[Stored dataset items]
-=-=-=-=-
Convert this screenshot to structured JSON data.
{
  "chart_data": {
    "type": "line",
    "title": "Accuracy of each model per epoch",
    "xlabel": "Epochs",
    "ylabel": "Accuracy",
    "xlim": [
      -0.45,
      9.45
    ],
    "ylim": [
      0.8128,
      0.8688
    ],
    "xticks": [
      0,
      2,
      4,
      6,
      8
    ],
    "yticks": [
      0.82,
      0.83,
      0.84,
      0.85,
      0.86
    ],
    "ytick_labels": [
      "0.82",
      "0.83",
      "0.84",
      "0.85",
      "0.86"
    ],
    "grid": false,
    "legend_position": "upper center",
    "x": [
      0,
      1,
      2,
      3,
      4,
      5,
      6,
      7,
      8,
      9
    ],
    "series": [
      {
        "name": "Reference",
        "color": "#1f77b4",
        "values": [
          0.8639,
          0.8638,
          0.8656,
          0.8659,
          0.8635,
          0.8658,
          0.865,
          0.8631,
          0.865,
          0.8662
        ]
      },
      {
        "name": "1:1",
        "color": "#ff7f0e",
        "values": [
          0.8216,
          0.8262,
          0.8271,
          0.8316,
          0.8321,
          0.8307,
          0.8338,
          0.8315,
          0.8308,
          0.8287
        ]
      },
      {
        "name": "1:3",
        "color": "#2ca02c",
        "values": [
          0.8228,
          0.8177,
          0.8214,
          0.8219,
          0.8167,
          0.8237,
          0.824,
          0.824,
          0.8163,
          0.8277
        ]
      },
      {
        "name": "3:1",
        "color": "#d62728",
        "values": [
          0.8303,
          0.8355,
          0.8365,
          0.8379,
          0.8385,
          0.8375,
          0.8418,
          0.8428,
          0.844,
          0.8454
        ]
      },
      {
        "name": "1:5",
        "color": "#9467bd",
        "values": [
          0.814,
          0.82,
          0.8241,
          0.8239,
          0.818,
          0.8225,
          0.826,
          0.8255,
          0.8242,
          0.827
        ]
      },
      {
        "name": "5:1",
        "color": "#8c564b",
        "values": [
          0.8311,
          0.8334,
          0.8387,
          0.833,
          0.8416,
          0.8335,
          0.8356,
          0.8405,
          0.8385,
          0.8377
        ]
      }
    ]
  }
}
-=-=-=-=-
### JOB
Here, the records must be output exactly and in full.

### SOLUTION
Convert this screenshot to structured JSON data.
{
  "chart_data": {
    "type": "line",
    "title": "Accuracy of each model per epoch",
    "xlabel": "Epochs",
    "ylabel": "Accuracy",
    "xlim": [
      -0.45,
      9.45
    ],
    "ylim": [
      0.8128,
      0.8688
    ],
    "xticks": [
      0,
      2,
      4,
      6,
      8
    ],
    "yticks": [
      0.82,
      0.83,
      0.84,
      0.85,
      0.86
    ],
    "ytick_labels": [
      "0.82",
      "0.83",
      "0.84",
      "0.85",
      "0.86"
    ],
    "grid": false,
    "legend_position": "upper center",
    "x": [
      0,
      1,
      2,
      3,
      4,
      5,
      6,
      7,
      8,
      9
    ],
    "series": [
      {
        "name": "Reference",
        "color": "#1f77b4",
        "values": [
          0.8639,
          0.8638,
          0.8656,
          0.8659,
          0.8635,
          0.8658,
          0.865,
          0.8631,
          0.865,
          0.8662
        ]
      },
      {
        "name": "1:1",
        "color": "#ff7f0e",
        "values": [
          0.8216,
          0.8262,
          0.8271,
          0.8316,
          0.8321,
          0.8307,
          0.8338,
          0.8315,
          0.8308,
          0.8287
        ]
      },
      {
        "name": "1:3",
        "color": "#2ca02c",
        "values": [
          0.8228,
          0.8177,
          0.8214,
          0.8219,
          0.8167,
          0.8237,
          0.824,
          0.824,
          0.8163,
          0.8277
        ]
      },
      {
        "name": "3:1",
        "color": "#d62728",
        "values": [
          0.8303,
          0.8355,
          0.8365,
          0.8379,
          0.8385,
          0.8375,
          0.8418,
          0.8428,
          0.844,
          0.8454
        ]
      },
      {
        "name": "1:5",
        "color": "#9467bd",
        "values": [
          0.814,
          0.82,
          0.8241,
          0.8239,
          0.818,
          0.8225,
          0.826,
          0.8255,
          0.8242,
          0.827
        ]
      },
      {
        "name": "5:1",
        "color": "#8c564b",
        "values": [
          0.8311,
          0.8334,
          0.8387,
          0.833,
          0.8416,
          0.8335,
          0.8356,
          0.8405,
          0.8385,
          0.8377
        ]
      }
    ]
  }
}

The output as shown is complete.